(Written problem):
Using the listing below, please gather every line containing the word "filtru".

(Exercise input):
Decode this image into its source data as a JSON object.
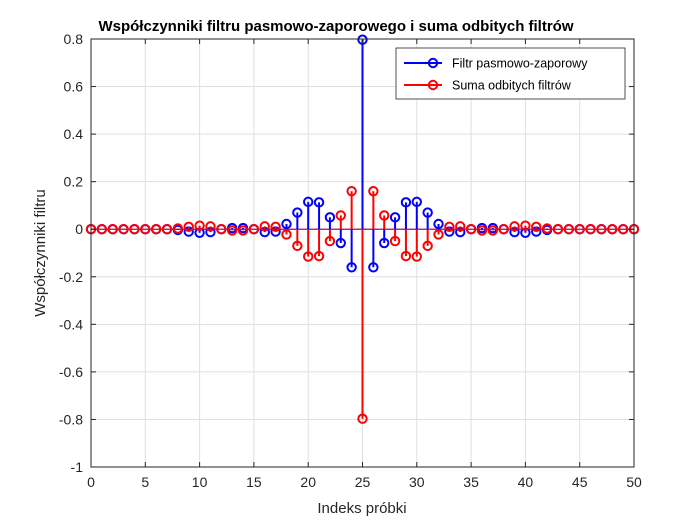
{
  "chart_data": {
    "type": "stem",
    "title": "Współczynniki filtru pasmowo-zaporowego i suma odbitych filtrów",
    "xlabel": "Indeks próbki",
    "ylabel": "Współczynniki filtru",
    "xlim": [
      0,
      50
    ],
    "ylim": [
      -1,
      0.8
    ],
    "xticks": [
      0,
      5,
      10,
      15,
      20,
      25,
      30,
      35,
      40,
      45,
      50
    ],
    "xtick_labels": [
      "0",
      "5",
      "10",
      "15",
      "20",
      "25",
      "30",
      "35",
      "40",
      "45",
      "50"
    ],
    "yticks": [
      -1,
      -0.8,
      -0.6,
      -0.4,
      -0.2,
      0,
      0.2,
      0.4,
      0.6,
      0.8
    ],
    "ytick_labels": [
      "-1",
      "-0.8",
      "-0.6",
      "-0.4",
      "-0.2",
      "0",
      "0.2",
      "0.4",
      "0.6",
      "0.8"
    ],
    "grid": true,
    "legend_position": "top-right",
    "x": [
      0,
      1,
      2,
      3,
      4,
      5,
      6,
      7,
      8,
      9,
      10,
      11,
      12,
      13,
      14,
      15,
      16,
      17,
      18,
      19,
      20,
      21,
      22,
      23,
      24,
      25,
      26,
      27,
      28,
      29,
      30,
      31,
      32,
      33,
      34,
      35,
      36,
      37,
      38,
      39,
      40,
      41,
      42,
      43,
      44,
      45,
      46,
      47,
      48,
      49,
      50
    ],
    "series": [
      {
        "name": "Filtr pasmowo-zaporowy",
        "color": "#0000ff",
        "values": [
          0,
          0,
          0,
          0,
          0,
          0,
          0,
          0,
          -0.003,
          -0.01,
          -0.015,
          -0.012,
          0,
          0.005,
          0.005,
          0,
          -0.012,
          -0.01,
          0.022,
          0.07,
          0.115,
          0.113,
          0.05,
          -0.058,
          -0.16,
          0.797,
          -0.16,
          -0.058,
          0.05,
          0.113,
          0.115,
          0.07,
          0.022,
          -0.01,
          -0.012,
          0,
          0.005,
          0.005,
          0,
          -0.012,
          -0.015,
          -0.01,
          -0.003,
          0,
          0,
          0,
          0,
          0,
          0,
          0,
          0
        ]
      },
      {
        "name": "Suma odbitych filtrów",
        "color": "#ff0000",
        "values": [
          0,
          0,
          0,
          0,
          0,
          0,
          0,
          0,
          0.003,
          0.01,
          0.015,
          0.012,
          0,
          -0.005,
          -0.005,
          0,
          0.012,
          0.01,
          -0.022,
          -0.07,
          -0.115,
          -0.113,
          -0.05,
          0.058,
          0.16,
          -0.797,
          0.16,
          0.058,
          -0.05,
          -0.113,
          -0.115,
          -0.07,
          -0.022,
          0.01,
          0.012,
          0,
          -0.005,
          -0.005,
          0,
          0.012,
          0.015,
          0.01,
          0.003,
          0,
          0,
          0,
          0,
          0,
          0,
          0,
          0
        ]
      }
    ]
  }
}
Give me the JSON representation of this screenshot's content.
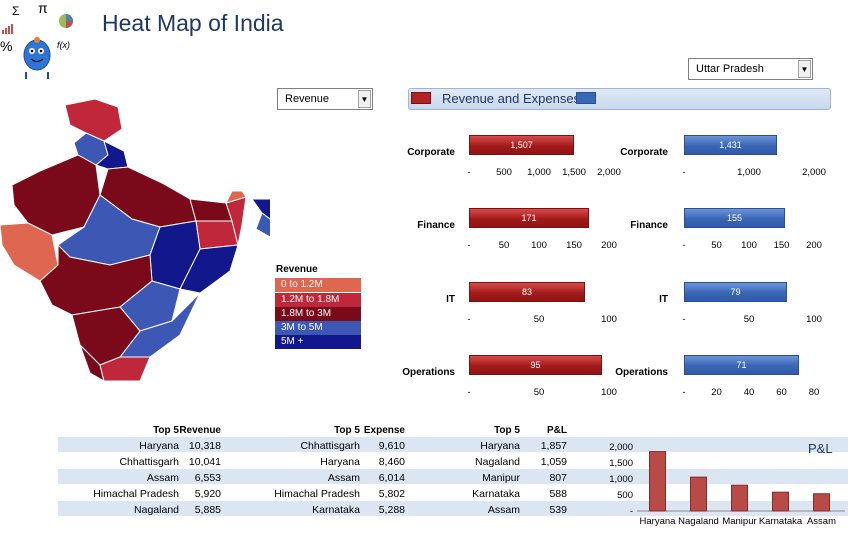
{
  "title": "Heat Map of India",
  "logo": {
    "glyphs": [
      "Σ",
      "π",
      "%",
      "f(x)"
    ]
  },
  "metric_select": {
    "value": "Revenue"
  },
  "state_select": {
    "value": "Uttar Pradesh"
  },
  "banner": {
    "label": "Revenue and Expenses"
  },
  "legend": {
    "title": "Revenue",
    "items": [
      {
        "label": "0 to 1.2M",
        "color": "#e0674f"
      },
      {
        "label": "1.2M to 1.8M",
        "color": "#c0273a"
      },
      {
        "label": "1.8M to 3M",
        "color": "#7a0a1a"
      },
      {
        "label": "3M to 5M",
        "color": "#3d57b5"
      },
      {
        "label": "5M +",
        "color": "#12178c"
      }
    ]
  },
  "rev_chart": {
    "categories": [
      "Corporate",
      "Finance",
      "IT",
      "Operations"
    ],
    "values": [
      "1,507",
      "171",
      "83",
      "95"
    ],
    "ticks": [
      [
        "-",
        "500",
        "1,000",
        "1,500",
        "2,000"
      ],
      [
        "-",
        "50",
        "100",
        "150",
        "200"
      ],
      [
        "-",
        "50",
        "100"
      ],
      [
        "-",
        "50",
        "100"
      ]
    ]
  },
  "exp_chart": {
    "categories": [
      "Corporate",
      "Finance",
      "IT",
      "Operations"
    ],
    "values": [
      "1,431",
      "155",
      "79",
      "71"
    ],
    "ticks": [
      [
        "-",
        "1,000",
        "2,000"
      ],
      [
        "-",
        "50",
        "100",
        "150",
        "200"
      ],
      [
        "-",
        "50",
        "100"
      ],
      [
        "-",
        "20",
        "40",
        "60",
        "80"
      ]
    ]
  },
  "chart_data": [
    {
      "type": "bar",
      "title": "Revenue and Expenses",
      "series": [
        {
          "name": "Revenue",
          "values": [
            1507,
            171,
            83,
            95
          ]
        }
      ],
      "categories": [
        "Corporate",
        "Finance",
        "IT",
        "Operations"
      ]
    },
    {
      "type": "bar",
      "series": [
        {
          "name": "Expenses",
          "values": [
            1431,
            155,
            79,
            71
          ]
        }
      ],
      "categories": [
        "Corporate",
        "Finance",
        "IT",
        "Operations"
      ]
    },
    {
      "type": "bar",
      "title": "P&L",
      "categories": [
        "Haryana",
        "Nagaland",
        "Manipur",
        "Karnataka",
        "Assam"
      ],
      "values": [
        1857,
        1059,
        807,
        588,
        539
      ],
      "ylim": [
        0,
        2000
      ],
      "yticks": [
        "-",
        "500",
        "1,000",
        "1,500",
        "2,000"
      ]
    }
  ],
  "top5_revenue": {
    "headers": [
      "Top 5",
      "Revenue"
    ],
    "rows": [
      [
        "Haryana",
        "10,318"
      ],
      [
        "Chhattisgarh",
        "10,041"
      ],
      [
        "Assam",
        "6,553"
      ],
      [
        "Himachal Pradesh",
        "5,920"
      ],
      [
        "Nagaland",
        "5,885"
      ]
    ]
  },
  "top5_expense": {
    "headers": [
      "Top 5",
      "Expense"
    ],
    "rows": [
      [
        "Chhattisgarh",
        "9,610"
      ],
      [
        "Haryana",
        "8,460"
      ],
      [
        "Assam",
        "6,014"
      ],
      [
        "Himachal Pradesh",
        "5,802"
      ],
      [
        "Karnataka",
        "5,288"
      ]
    ]
  },
  "top5_pl": {
    "headers": [
      "Top 5",
      "P&L"
    ],
    "rows": [
      [
        "Haryana",
        "1,857"
      ],
      [
        "Nagaland",
        "1,059"
      ],
      [
        "Manipur",
        "807"
      ],
      [
        "Karnataka",
        "588"
      ],
      [
        "Assam",
        "539"
      ]
    ]
  },
  "pl_chart": {
    "title": "P&L",
    "yticks": [
      "2,000",
      "1,500",
      "1,000",
      "500",
      "-"
    ],
    "categories": [
      "Haryana",
      "Nagaland",
      "Manipur",
      "Karnataka",
      "Assam"
    ]
  }
}
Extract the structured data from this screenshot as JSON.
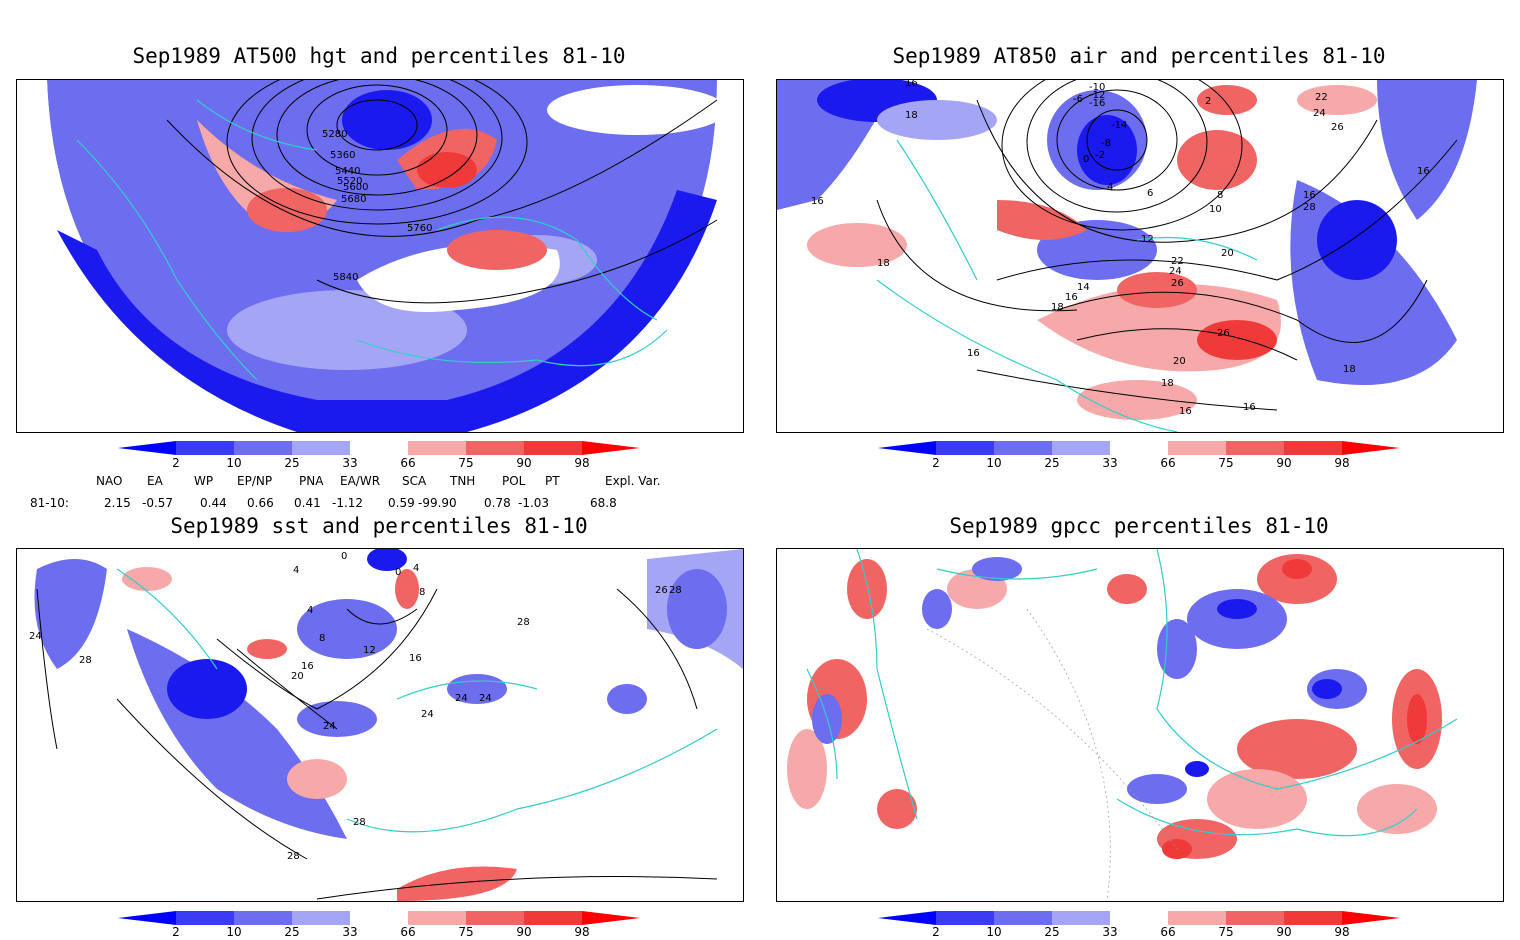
{
  "panels": [
    {
      "id": "hgt",
      "title": "Sep1989 AT500 hgt and percentiles 81-10",
      "contour_labels": [
        "5280",
        "5360",
        "5440",
        "5520",
        "5600",
        "5680",
        "5760",
        "5840"
      ]
    },
    {
      "id": "air",
      "title": "Sep1989 AT850 air and percentiles 81-10",
      "contour_labels": [
        "16",
        "18",
        "-10",
        "-12",
        "-16",
        "-6",
        "-8",
        "-14",
        "0",
        "-2",
        "2",
        "4",
        "6",
        "8",
        "10",
        "12",
        "14",
        "16",
        "18",
        "20",
        "22",
        "24",
        "26",
        "28",
        "16",
        "18",
        "16",
        "26",
        "20",
        "18",
        "16",
        "16",
        "18",
        "16",
        "22",
        "24",
        "26",
        "16"
      ]
    },
    {
      "id": "sst",
      "title": "Sep1989 sst and percentiles 81-10",
      "contour_labels": [
        "4",
        "0",
        "4",
        "0",
        "8",
        "4",
        "8",
        "12",
        "16",
        "20",
        "24",
        "28",
        "24",
        "24",
        "24",
        "28",
        "26",
        "28",
        "24",
        "16",
        "28",
        "28"
      ]
    },
    {
      "id": "gpcc",
      "title": "Sep1989 gpcc percentiles 81-10",
      "contour_labels": []
    }
  ],
  "colorbar": {
    "labels": [
      "2",
      "10",
      "25",
      "33",
      "66",
      "75",
      "90",
      "98"
    ],
    "colors": [
      "#0000ff",
      "#3b3bf5",
      "#6d6df0",
      "#a5a5f5",
      "#ffffff",
      "#f7a8a8",
      "#f06464",
      "#f03a3a",
      "#ff0000"
    ]
  },
  "indices": {
    "header": [
      "NAO",
      "EA",
      "WP",
      "EP/NP",
      "PNA",
      "EA/WR",
      "SCA",
      "TNH",
      "POL",
      "PT",
      "Expl. Var."
    ],
    "row_label": "81-10:",
    "values": [
      "2.15",
      "-0.57",
      "0.44",
      "0.66",
      "0.41",
      "-1.12",
      "0.59",
      "-99.90",
      "0.78",
      "-1.03",
      "68.8"
    ]
  },
  "colors": {
    "coast": "#33cccc",
    "contour": "#000000",
    "blue_strong": "#0000ff",
    "blue_mid": "#4646f0",
    "blue_light": "#7c7cf0",
    "red_light": "#f5a0a0",
    "red_mid": "#f05a5a",
    "red_strong": "#ff2020"
  }
}
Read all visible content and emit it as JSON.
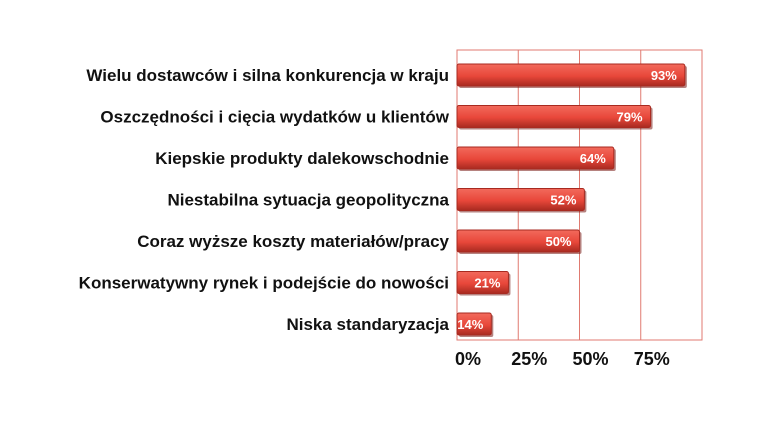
{
  "chart_data": {
    "type": "bar",
    "orientation": "horizontal",
    "categories": [
      "Wielu dostawców i silna konkurencja w kraju",
      "Oszczędności i cięcia wydatków u klientów",
      "Kiepskie produkty dalekowschodnie",
      "Niestabilna sytuacja geopolityczna",
      "Coraz wyższe koszty materiałów/pracy",
      "Konserwatywny rynek i podejście do nowości",
      "Niska standaryzacja"
    ],
    "values": [
      93,
      79,
      64,
      52,
      50,
      21,
      14
    ],
    "value_labels": [
      "93%",
      "79%",
      "64%",
      "52%",
      "50%",
      "21%",
      "14%"
    ],
    "xticks": [
      0,
      25,
      50,
      75
    ],
    "xtick_labels": [
      "0%",
      "25%",
      "50%",
      "75%"
    ],
    "xlim": [
      0,
      100
    ],
    "grid": true,
    "title": "",
    "xlabel": "",
    "ylabel": "",
    "colors": {
      "bar": "#e8473a",
      "bar_highlight": "#f26a5c",
      "bar_shadow": "#a82a20",
      "grid": "#e07a70",
      "text": "#111111"
    }
  }
}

(Final answer):
    "title": "Współczynniki filtru pasmowo-zaporowego i suma odbitych filtrów",
    "ylabel": "Współczynniki filtru",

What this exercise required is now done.